**WHAT THE EXERCISE ASKS**
In the material below, list every line carrying the string "ricerca".

◆ ◆ ◆

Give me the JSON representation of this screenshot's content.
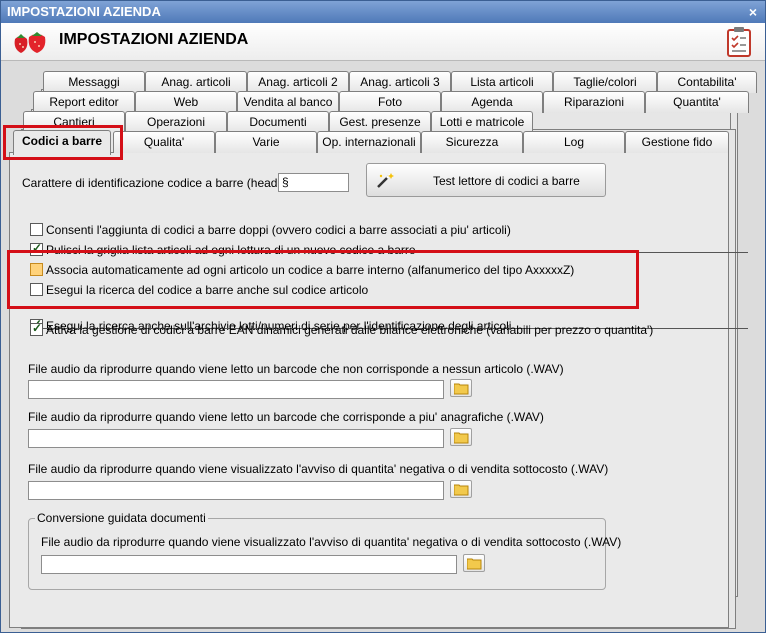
{
  "window": {
    "title": "IMPOSTAZIONI AZIENDA",
    "close_glyph": "×"
  },
  "header": {
    "title": "IMPOSTAZIONI AZIENDA",
    "logo_icon": "strawberry-icon",
    "right_icon": "checklist-icon"
  },
  "tabs": {
    "row1": [
      "Messaggi",
      "Anag. articoli",
      "Anag. articoli 2",
      "Anag. articoli 3",
      "Lista articoli",
      "Taglie/colori",
      "Contabilita'"
    ],
    "row2": [
      "Report editor",
      "Web",
      "Vendita al banco",
      "Foto",
      "Agenda",
      "Riparazioni",
      "Quantita'"
    ],
    "row3": [
      "Cantieri",
      "Operazioni",
      "Documenti",
      "Gest. presenze",
      "Lotti e matricole"
    ],
    "row4": [
      "Codici a barre",
      "Qualita'",
      "Varie",
      "Op. internazionali",
      "Sicurezza",
      "Log",
      "Gestione fido"
    ]
  },
  "content": {
    "header_char_label": "Carattere di identificazione codice a barre (header) :",
    "header_char_value": "§",
    "test_button_label": "Test lettore di codici a barre",
    "checkboxes": [
      {
        "label": "Consenti l'aggiunta di codici a barre doppi (ovvero codici a barre associati a piu' articoli)",
        "checked": false
      },
      {
        "label": "Pulisci la griglia lista articoli ad ogni lettura di un nuovo codice a barre",
        "checked": true
      },
      {
        "label": "Associa automaticamente ad ogni articolo un codice a barre interno (alfanumerico del tipo AxxxxxZ)",
        "checked": false
      },
      {
        "label": "Esegui la ricerca del codice a barre anche sul codice articolo",
        "checked": false
      },
      {
        "label": "Esegui la ricerca anche sull'archivio lotti/numeri di serie per l'identificazione degli articoli",
        "checked": true
      },
      {
        "label": "Attiva la gestione di codici a barre EAN dinamici generati dalle bilance elettroniche (variabili per prezzo o quantita')",
        "checked": true
      }
    ],
    "audio": [
      {
        "label": "File audio da riprodurre quando viene letto un barcode che non corrisponde a nessun articolo (.WAV)",
        "value": ""
      },
      {
        "label": "File audio da riprodurre quando viene letto un barcode che corrisponde a piu' anagrafiche (.WAV)",
        "value": ""
      },
      {
        "label": "File audio da riprodurre quando viene visualizzato l'avviso di quantita' negativa o di vendita sottocosto (.WAV)",
        "value": ""
      }
    ],
    "group": {
      "title": "Conversione guidata documenti",
      "audio_label": "File audio da riprodurre quando viene visualizzato l'avviso di quantita' negativa o di vendita sottocosto (.WAV)",
      "audio_value": ""
    }
  },
  "colors": {
    "annotation_red": "#d40f17",
    "title_blue": "#4f79b8"
  }
}
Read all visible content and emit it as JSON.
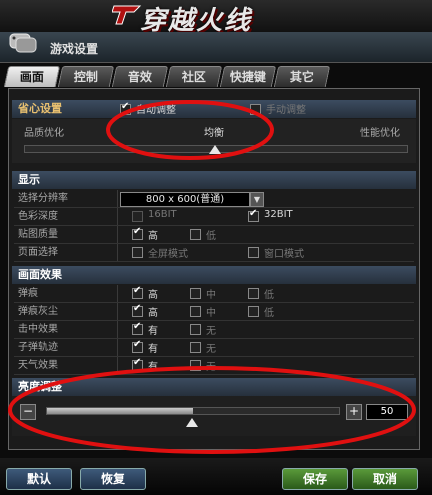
{
  "banner": {
    "logo_text": "穿越火线"
  },
  "header": {
    "title": "游戏设置"
  },
  "tabs": [
    {
      "label": "画面",
      "active": true
    },
    {
      "label": "控制",
      "active": false
    },
    {
      "label": "音效",
      "active": false
    },
    {
      "label": "社区",
      "active": false
    },
    {
      "label": "快捷键",
      "active": false
    },
    {
      "label": "其它",
      "active": false
    }
  ],
  "config": {
    "title": "省心设置",
    "auto_label": "自动调整",
    "auto_checked": true,
    "manual_label": "手动调整",
    "manual_checked": false,
    "quality_label": "品质优化",
    "balance_label": "均衡",
    "performance_label": "性能优化",
    "slider_level": 0.5
  },
  "display": {
    "title": "显示",
    "resolution_label": "选择分辨率",
    "resolution_value": "800 x 600(普通)",
    "color_depth_label": "色彩深度",
    "color_16": "16BIT",
    "color_16_checked": false,
    "color_32": "32BIT",
    "color_32_checked": true,
    "texture_label": "贴图质量",
    "texture_high": "高",
    "texture_high_checked": true,
    "texture_low": "低",
    "texture_low_checked": false,
    "page_label": "页面选择",
    "fullscreen": "全屏模式",
    "fullscreen_checked": false,
    "windowed": "窗口模式",
    "windowed_checked": false
  },
  "effects": {
    "title": "画面效果",
    "rows": [
      {
        "label": "弹痕",
        "options": [
          {
            "text": "高",
            "checked": true
          },
          {
            "text": "中",
            "checked": false
          },
          {
            "text": "低",
            "checked": false
          }
        ]
      },
      {
        "label": "弹痕灰尘",
        "options": [
          {
            "text": "高",
            "checked": true
          },
          {
            "text": "中",
            "checked": false
          },
          {
            "text": "低",
            "checked": false
          }
        ]
      },
      {
        "label": "击中效果",
        "options": [
          {
            "text": "有",
            "checked": true
          },
          {
            "text": "无",
            "checked": false
          }
        ]
      },
      {
        "label": "子弹轨迹",
        "options": [
          {
            "text": "有",
            "checked": true
          },
          {
            "text": "无",
            "checked": false
          }
        ]
      },
      {
        "label": "天气效果",
        "options": [
          {
            "text": "有",
            "checked": true
          },
          {
            "text": "无",
            "checked": false
          }
        ]
      }
    ]
  },
  "brightness": {
    "title": "亮度调整",
    "minus": "−",
    "plus": "+",
    "value": "50",
    "level": 0.5
  },
  "buttons": {
    "default": "默认",
    "restore": "恢复",
    "save": "保存",
    "cancel": "取消"
  },
  "colors": {
    "highlight_circle": "#e01010",
    "section_header": "#3c4c60"
  }
}
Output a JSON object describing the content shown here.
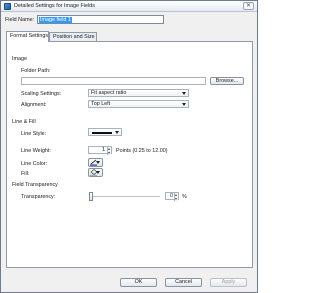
{
  "window": {
    "title": "Detailed Settings for Image Fields"
  },
  "field_name": {
    "label": "Field Name:",
    "value": "Image field 1"
  },
  "tabs": [
    {
      "label": "Format Settings",
      "active": true
    },
    {
      "label": "Position and Size",
      "active": false
    }
  ],
  "image": {
    "section": "Image",
    "folder_path_label": "Folder Path:",
    "folder_path_value": "",
    "browse_label": "Browse...",
    "scaling_label": "Scaling Settings:",
    "scaling_value": "Fit aspect ratio",
    "alignment_label": "Alignment:",
    "alignment_value": "Top Left"
  },
  "line_fill": {
    "section": "Line & Fill",
    "line_style_label": "Line Style:",
    "line_weight_label": "Line Weight:",
    "line_weight_value": "1",
    "line_weight_hint": "Points (0.25 to 12.00)",
    "line_color_label": "Line Color:",
    "fill_label": "Fill:"
  },
  "transparency": {
    "section": "Field Transparency",
    "label": "Transparency:",
    "value": "0",
    "unit": "%",
    "level": 0
  },
  "buttons": {
    "ok": "OK",
    "cancel": "Cancel",
    "apply": "Apply"
  },
  "colors": {
    "selection": "#3399ff",
    "window_bg": "#f0f0f0"
  },
  "icons": [
    "close-icon",
    "dialog-app-icon",
    "pen-icon",
    "paint-bucket-icon"
  ]
}
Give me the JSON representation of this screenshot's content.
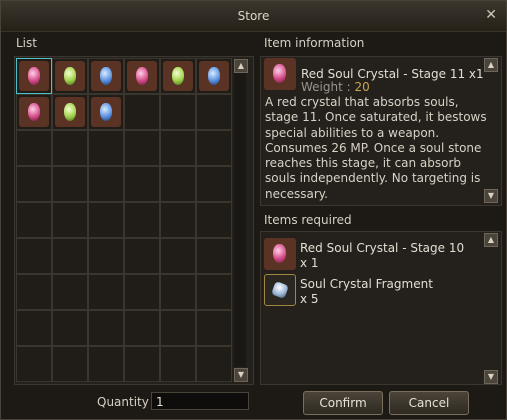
{
  "window": {
    "title": "Store"
  },
  "list": {
    "label": "List",
    "items": [
      {
        "color": "red",
        "icon": "red-soul-crystal-icon"
      },
      {
        "color": "green",
        "icon": "green-soul-crystal-icon"
      },
      {
        "color": "blue",
        "icon": "blue-soul-crystal-icon"
      },
      {
        "color": "red",
        "icon": "red-soul-crystal-icon"
      },
      {
        "color": "green",
        "icon": "green-soul-crystal-icon"
      },
      {
        "color": "blue",
        "icon": "blue-soul-crystal-icon"
      },
      {
        "color": "red",
        "icon": "red-soul-crystal-icon"
      },
      {
        "color": "green",
        "icon": "green-soul-crystal-icon"
      },
      {
        "color": "blue",
        "icon": "blue-soul-crystal-icon"
      }
    ],
    "selected_index": 0
  },
  "item_info": {
    "label": "Item information",
    "name": "Red Soul Crystal - Stage 11 x1",
    "weight_label": "Weight : ",
    "weight_value": "20",
    "description": "A red crystal that absorbs souls, stage 11. Once saturated, it bestows special abilities to a weapon. Consumes 26 MP. Once a soul stone reaches this stage, it can absorb souls independently. No targeting is necessary."
  },
  "items_required": {
    "label": "Items required",
    "items": [
      {
        "name": "Red Soul Crystal - Stage 10",
        "qty": "x 1",
        "icon": "red-soul-crystal-icon"
      },
      {
        "name": "Soul Crystal Fragment",
        "qty": "x 5",
        "icon": "soul-crystal-fragment-icon"
      }
    ]
  },
  "quantity": {
    "label": "Quantity",
    "value": "1"
  },
  "buttons": {
    "confirm": "Confirm",
    "cancel": "Cancel"
  },
  "colors": {
    "accent": "#4dc0c8",
    "weight_value": "#c8a54f"
  }
}
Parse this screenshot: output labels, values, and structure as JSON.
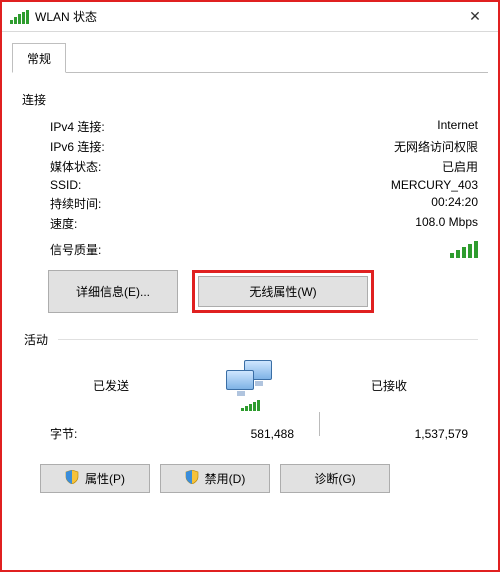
{
  "window": {
    "title": "WLAN 状态",
    "close": "✕"
  },
  "tab": {
    "general": "常规"
  },
  "connection": {
    "label": "连接",
    "ipv4_k": "IPv4 连接:",
    "ipv4_v": "Internet",
    "ipv6_k": "IPv6 连接:",
    "ipv6_v": "无网络访问权限",
    "media_k": "媒体状态:",
    "media_v": "已启用",
    "ssid_k": "SSID:",
    "ssid_v": "MERCURY_403",
    "duration_k": "持续时间:",
    "duration_v": "00:24:20",
    "speed_k": "速度:",
    "speed_v": "108.0 Mbps",
    "signal_k": "信号质量:"
  },
  "buttons": {
    "details": "详细信息(E)...",
    "wireless": "无线属性(W)",
    "properties": "属性(P)",
    "disable": "禁用(D)",
    "diagnose": "诊断(G)"
  },
  "activity": {
    "label": "活动",
    "sent": "已发送",
    "recv": "已接收",
    "bytes_label": "字节:",
    "bytes_sent": "581,488",
    "bytes_recv": "1,537,579"
  }
}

◆ ◆ ◆

**REPLY TO THE TASK**
        "label": "Esegui la ricerca del codice a barre anche sul codice articolo",
        "label": "Esegui la ricerca anche sull'archivio lotti/numeri di serie per l'identificazione degli articoli",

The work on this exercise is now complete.